• _Information given_:
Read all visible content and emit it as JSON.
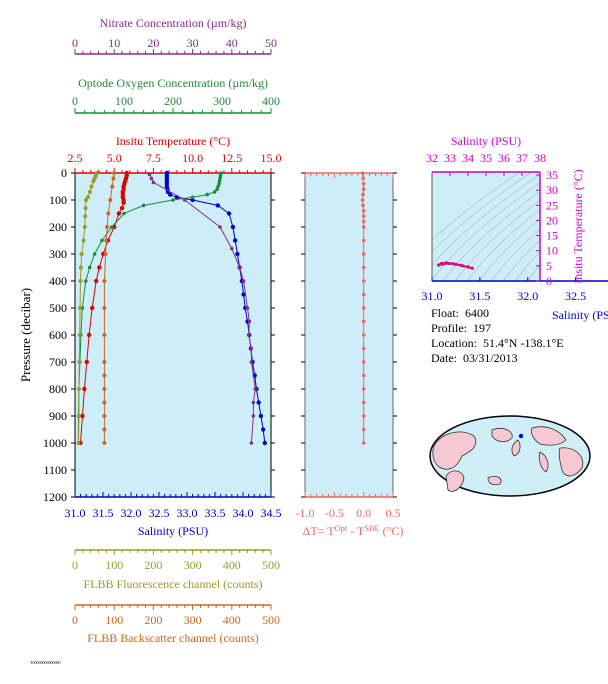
{
  "float_info": {
    "float_label": "Float:",
    "float_value": "6400",
    "profile_label": "Profile:",
    "profile_value": "197",
    "location_label": "Location:",
    "location_value": "51.4°N  -138.1°E",
    "date_label": "Date:",
    "date_value": "03/31/2013"
  },
  "footer_code": "T00000000000000",
  "colors": {
    "nitrate": "#8b2a8b",
    "oxygen": "#1a8a3a",
    "temperature": "#dd0000",
    "salinity": "#0000cc",
    "fluorescence": "#9a9a2a",
    "backscatter": "#cc6622",
    "delta_t": "#ee6666",
    "ts_axis": "#cc00cc",
    "plot_bg": "#cdeef8",
    "ts_track": "#e8007a"
  },
  "chart_data": [
    {
      "type": "line",
      "id": "profile-panel",
      "ylabel": "Pressure (decibar)",
      "y_ticks": [
        0,
        100,
        200,
        300,
        400,
        500,
        600,
        700,
        800,
        900,
        1000,
        1100,
        1200
      ],
      "ylim": [
        0,
        1200
      ],
      "y_inverted": true,
      "axes": {
        "nitrate": {
          "label": "Nitrate Concentration (µm/kg)",
          "ticks": [
            0,
            10,
            20,
            30,
            40,
            50
          ],
          "range": [
            0,
            50
          ]
        },
        "oxygen": {
          "label": "Optode Oxygen Concentration (µm/kg)",
          "ticks": [
            0,
            100,
            200,
            300,
            400
          ],
          "range": [
            0,
            400
          ]
        },
        "temperature": {
          "label": "Insitu Temperature (°C)",
          "ticks": [
            "2.5",
            "5.0",
            "7.5",
            "10.0",
            "12.5",
            "15.0"
          ],
          "range": [
            2.5,
            15.0
          ]
        },
        "salinity": {
          "label": "Salinity (PSU)",
          "ticks": [
            "31.0",
            "31.5",
            "32.0",
            "32.5",
            "33.0",
            "33.5",
            "34.0",
            "34.5"
          ],
          "range": [
            31.0,
            34.5
          ]
        },
        "fluorescence": {
          "label": "FLBB Fluorescence channel (counts)",
          "ticks": [
            0,
            100,
            200,
            300,
            400,
            500
          ],
          "range": [
            0,
            500
          ]
        },
        "backscatter": {
          "label": "FLBB Backscatter channel (counts)",
          "ticks": [
            0,
            100,
            200,
            300,
            400,
            500
          ],
          "range": [
            0,
            500
          ]
        }
      },
      "series": [
        {
          "name": "Salinity",
          "axis": "salinity",
          "pressure": [
            0,
            10,
            20,
            30,
            40,
            50,
            60,
            70,
            80,
            90,
            100,
            120,
            150,
            200,
            250,
            300,
            350,
            400,
            450,
            500,
            550,
            600,
            650,
            700,
            750,
            800,
            850,
            900,
            950,
            1000
          ],
          "values": [
            32.64,
            32.64,
            32.64,
            32.64,
            32.64,
            32.64,
            32.65,
            32.66,
            32.7,
            32.82,
            33.1,
            33.55,
            33.75,
            33.82,
            33.86,
            33.9,
            33.94,
            33.98,
            34.01,
            34.04,
            34.08,
            34.11,
            34.14,
            34.17,
            34.21,
            34.24,
            34.28,
            34.32,
            34.36,
            34.39
          ]
        },
        {
          "name": "Temperature",
          "axis": "temperature",
          "pressure": [
            0,
            10,
            20,
            30,
            40,
            50,
            60,
            70,
            80,
            90,
            100,
            110,
            130,
            150,
            200,
            250,
            300,
            350,
            400,
            500,
            600,
            700,
            800,
            900,
            1000
          ],
          "values": [
            5.8,
            5.8,
            5.75,
            5.7,
            5.65,
            5.6,
            5.6,
            5.55,
            5.55,
            5.55,
            5.6,
            5.6,
            5.5,
            5.3,
            5.0,
            4.6,
            4.3,
            4.05,
            3.85,
            3.6,
            3.4,
            3.25,
            3.1,
            2.98,
            2.85
          ]
        },
        {
          "name": "Oxygen",
          "axis": "oxygen",
          "pressure": [
            0,
            10,
            20,
            30,
            40,
            50,
            60,
            70,
            80,
            90,
            100,
            120,
            150,
            200,
            250,
            300,
            350,
            400,
            500,
            600,
            700,
            800,
            900,
            1000
          ],
          "values": [
            298,
            297,
            296,
            295,
            294,
            292,
            290,
            285,
            270,
            240,
            200,
            140,
            100,
            75,
            55,
            40,
            30,
            22,
            15,
            12,
            10,
            8,
            7,
            7
          ]
        },
        {
          "name": "Nitrate",
          "axis": "nitrate",
          "pressure": [
            5,
            20,
            35,
            100,
            200,
            280,
            350,
            400,
            500,
            550,
            600,
            650,
            700,
            800,
            850,
            900,
            1000
          ],
          "values": [
            19,
            19.5,
            20,
            28,
            37,
            40,
            42,
            43,
            44,
            44.5,
            44.3,
            45,
            45,
            46,
            45.5,
            45.5,
            45
          ]
        },
        {
          "name": "Fluorescence",
          "axis": "fluorescence",
          "pressure": [
            0,
            10,
            20,
            30,
            50,
            70,
            90,
            100,
            130,
            160,
            200,
            250,
            300,
            350,
            400,
            500,
            600,
            700,
            800,
            900,
            1000
          ],
          "values": [
            55,
            53,
            50,
            47,
            42,
            38,
            33,
            28,
            27,
            26,
            25,
            22,
            17,
            15,
            14,
            13,
            12,
            11,
            10,
            10,
            9
          ]
        },
        {
          "name": "Backscatter",
          "axis": "backscatter",
          "pressure": [
            0,
            20,
            50,
            100,
            150,
            200,
            250,
            300,
            400,
            500,
            600,
            700,
            750,
            800,
            850,
            900,
            950,
            1000
          ],
          "values": [
            100,
            98,
            95,
            90,
            85,
            82,
            80,
            78,
            75,
            75,
            75,
            75,
            75,
            75,
            75,
            75,
            75,
            75
          ]
        }
      ]
    },
    {
      "type": "scatter",
      "id": "delta-t-panel",
      "xlabel": "ΔT= T^Opt - T^SBE (°C)",
      "x_ticks": [
        "-1.0",
        "-0.5",
        "0.0",
        "0.5"
      ],
      "xlim": [
        -1.0,
        0.5
      ],
      "ylim": [
        0,
        1200
      ],
      "pressure": [
        0,
        20,
        40,
        60,
        80,
        100,
        120,
        140,
        160,
        180,
        200,
        250,
        300,
        350,
        400,
        450,
        500,
        550,
        600,
        650,
        700,
        750,
        800,
        850,
        900,
        950,
        1000
      ],
      "values": [
        -0.02,
        -0.01,
        0.0,
        0.0,
        -0.01,
        -0.02,
        -0.01,
        0.0,
        0.0,
        0.0,
        0.0,
        0.0,
        0.0,
        0.0,
        0.0,
        0.0,
        0.0,
        0.0,
        0.0,
        0.0,
        0.0,
        0.0,
        0.0,
        0.0,
        0.0,
        0.0,
        0.0
      ]
    },
    {
      "type": "line",
      "id": "ts-panel",
      "xlabel_bottom": "Salinity (PSU)",
      "x_ticks_bottom": [
        "31.0",
        "31.5",
        "32.0",
        "32.5"
      ],
      "xlim_bottom": [
        31.0,
        32.5
      ],
      "xlabel_top": "Salinity (PSU)",
      "x_ticks_top": [
        "32",
        "33",
        "34",
        "35",
        "36",
        "37",
        "38"
      ],
      "ylabel": "Insitu Temperature (°C)",
      "y_ticks": [
        0,
        5,
        10,
        15,
        20,
        25,
        30,
        35
      ],
      "ylim": [
        0,
        36
      ],
      "track_salinity": [
        31.07,
        31.12,
        31.18,
        31.25,
        31.32,
        31.38,
        31.42,
        31.38,
        31.3,
        31.22,
        31.15,
        31.1,
        31.07
      ],
      "track_temperature": [
        5.3,
        5.6,
        5.8,
        5.5,
        5.0,
        4.6,
        4.2,
        4.6,
        5.2,
        5.7,
        6.0,
        5.8,
        5.3
      ]
    }
  ]
}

• _Requirements_: Set the entries down again exactly. Do not include the images.

• _The result_:
Read all visible content and emit it as JSON.
{
  "float_info": {
    "float_label": "Float:",
    "float_value": "6400",
    "profile_label": "Profile:",
    "profile_value": "197",
    "location_label": "Location:",
    "location_value": "51.4°N  -138.1°E",
    "date_label": "Date:",
    "date_value": "03/31/2013"
  },
  "footer_code": "T00000000000000",
  "colors": {
    "nitrate": "#8b2a8b",
    "oxygen": "#1a8a3a",
    "temperature": "#dd0000",
    "salinity": "#0000cc",
    "fluorescence": "#9a9a2a",
    "backscatter": "#cc6622",
    "delta_t": "#ee6666",
    "ts_axis": "#cc00cc",
    "plot_bg": "#cdeef8",
    "ts_track": "#e8007a"
  },
  "chart_data": [
    {
      "type": "line",
      "id": "profile-panel",
      "ylabel": "Pressure (decibar)",
      "y_ticks": [
        0,
        100,
        200,
        300,
        400,
        500,
        600,
        700,
        800,
        900,
        1000,
        1100,
        1200
      ],
      "ylim": [
        0,
        1200
      ],
      "y_inverted": true,
      "axes": {
        "nitrate": {
          "label": "Nitrate Concentration (µm/kg)",
          "ticks": [
            0,
            10,
            20,
            30,
            40,
            50
          ],
          "range": [
            0,
            50
          ]
        },
        "oxygen": {
          "label": "Optode Oxygen Concentration (µm/kg)",
          "ticks": [
            0,
            100,
            200,
            300,
            400
          ],
          "range": [
            0,
            400
          ]
        },
        "temperature": {
          "label": "Insitu Temperature (°C)",
          "ticks": [
            "2.5",
            "5.0",
            "7.5",
            "10.0",
            "12.5",
            "15.0"
          ],
          "range": [
            2.5,
            15.0
          ]
        },
        "salinity": {
          "label": "Salinity (PSU)",
          "ticks": [
            "31.0",
            "31.5",
            "32.0",
            "32.5",
            "33.0",
            "33.5",
            "34.0",
            "34.5"
          ],
          "range": [
            31.0,
            34.5
          ]
        },
        "fluorescence": {
          "label": "FLBB Fluorescence channel (counts)",
          "ticks": [
            0,
            100,
            200,
            300,
            400,
            500
          ],
          "range": [
            0,
            500
          ]
        },
        "backscatter": {
          "label": "FLBB Backscatter channel (counts)",
          "ticks": [
            0,
            100,
            200,
            300,
            400,
            500
          ],
          "range": [
            0,
            500
          ]
        }
      },
      "series": [
        {
          "name": "Salinity",
          "axis": "salinity",
          "pressure": [
            0,
            10,
            20,
            30,
            40,
            50,
            60,
            70,
            80,
            90,
            100,
            120,
            150,
            200,
            250,
            300,
            350,
            400,
            450,
            500,
            550,
            600,
            650,
            700,
            750,
            800,
            850,
            900,
            950,
            1000
          ],
          "values": [
            32.64,
            32.64,
            32.64,
            32.64,
            32.64,
            32.64,
            32.65,
            32.66,
            32.7,
            32.82,
            33.1,
            33.55,
            33.75,
            33.82,
            33.86,
            33.9,
            33.94,
            33.98,
            34.01,
            34.04,
            34.08,
            34.11,
            34.14,
            34.17,
            34.21,
            34.24,
            34.28,
            34.32,
            34.36,
            34.39
          ]
        },
        {
          "name": "Temperature",
          "axis": "temperature",
          "pressure": [
            0,
            10,
            20,
            30,
            40,
            50,
            60,
            70,
            80,
            90,
            100,
            110,
            130,
            150,
            200,
            250,
            300,
            350,
            400,
            500,
            600,
            700,
            800,
            900,
            1000
          ],
          "values": [
            5.8,
            5.8,
            5.75,
            5.7,
            5.65,
            5.6,
            5.6,
            5.55,
            5.55,
            5.55,
            5.6,
            5.6,
            5.5,
            5.3,
            5.0,
            4.6,
            4.3,
            4.05,
            3.85,
            3.6,
            3.4,
            3.25,
            3.1,
            2.98,
            2.85
          ]
        },
        {
          "name": "Oxygen",
          "axis": "oxygen",
          "pressure": [
            0,
            10,
            20,
            30,
            40,
            50,
            60,
            70,
            80,
            90,
            100,
            120,
            150,
            200,
            250,
            300,
            350,
            400,
            500,
            600,
            700,
            800,
            900,
            1000
          ],
          "values": [
            298,
            297,
            296,
            295,
            294,
            292,
            290,
            285,
            270,
            240,
            200,
            140,
            100,
            75,
            55,
            40,
            30,
            22,
            15,
            12,
            10,
            8,
            7,
            7
          ]
        },
        {
          "name": "Nitrate",
          "axis": "nitrate",
          "pressure": [
            5,
            20,
            35,
            100,
            200,
            280,
            350,
            400,
            500,
            550,
            600,
            650,
            700,
            800,
            850,
            900,
            1000
          ],
          "values": [
            19,
            19.5,
            20,
            28,
            37,
            40,
            42,
            43,
            44,
            44.5,
            44.3,
            45,
            45,
            46,
            45.5,
            45.5,
            45
          ]
        },
        {
          "name": "Fluorescence",
          "axis": "fluorescence",
          "pressure": [
            0,
            10,
            20,
            30,
            50,
            70,
            90,
            100,
            130,
            160,
            200,
            250,
            300,
            350,
            400,
            500,
            600,
            700,
            800,
            900,
            1000
          ],
          "values": [
            55,
            53,
            50,
            47,
            42,
            38,
            33,
            28,
            27,
            26,
            25,
            22,
            17,
            15,
            14,
            13,
            12,
            11,
            10,
            10,
            9
          ]
        },
        {
          "name": "Backscatter",
          "axis": "backscatter",
          "pressure": [
            0,
            20,
            50,
            100,
            150,
            200,
            250,
            300,
            400,
            500,
            600,
            700,
            750,
            800,
            850,
            900,
            950,
            1000
          ],
          "values": [
            100,
            98,
            95,
            90,
            85,
            82,
            80,
            78,
            75,
            75,
            75,
            75,
            75,
            75,
            75,
            75,
            75,
            75
          ]
        }
      ]
    },
    {
      "type": "scatter",
      "id": "delta-t-panel",
      "xlabel": "ΔT= T^Opt - T^SBE (°C)",
      "x_ticks": [
        "-1.0",
        "-0.5",
        "0.0",
        "0.5"
      ],
      "xlim": [
        -1.0,
        0.5
      ],
      "ylim": [
        0,
        1200
      ],
      "pressure": [
        0,
        20,
        40,
        60,
        80,
        100,
        120,
        140,
        160,
        180,
        200,
        250,
        300,
        350,
        400,
        450,
        500,
        550,
        600,
        650,
        700,
        750,
        800,
        850,
        900,
        950,
        1000
      ],
      "values": [
        -0.02,
        -0.01,
        0.0,
        0.0,
        -0.01,
        -0.02,
        -0.01,
        0.0,
        0.0,
        0.0,
        0.0,
        0.0,
        0.0,
        0.0,
        0.0,
        0.0,
        0.0,
        0.0,
        0.0,
        0.0,
        0.0,
        0.0,
        0.0,
        0.0,
        0.0,
        0.0,
        0.0
      ]
    },
    {
      "type": "line",
      "id": "ts-panel",
      "xlabel_bottom": "Salinity (PSU)",
      "x_ticks_bottom": [
        "31.0",
        "31.5",
        "32.0",
        "32.5"
      ],
      "xlim_bottom": [
        31.0,
        32.5
      ],
      "xlabel_top": "Salinity (PSU)",
      "x_ticks_top": [
        "32",
        "33",
        "34",
        "35",
        "36",
        "37",
        "38"
      ],
      "ylabel": "Insitu Temperature (°C)",
      "y_ticks": [
        0,
        5,
        10,
        15,
        20,
        25,
        30,
        35
      ],
      "ylim": [
        0,
        36
      ],
      "track_salinity": [
        31.07,
        31.12,
        31.18,
        31.25,
        31.32,
        31.38,
        31.42,
        31.38,
        31.3,
        31.22,
        31.15,
        31.1,
        31.07
      ],
      "track_temperature": [
        5.3,
        5.6,
        5.8,
        5.5,
        5.0,
        4.6,
        4.2,
        4.6,
        5.2,
        5.7,
        6.0,
        5.8,
        5.3
      ]
    }
  ]
}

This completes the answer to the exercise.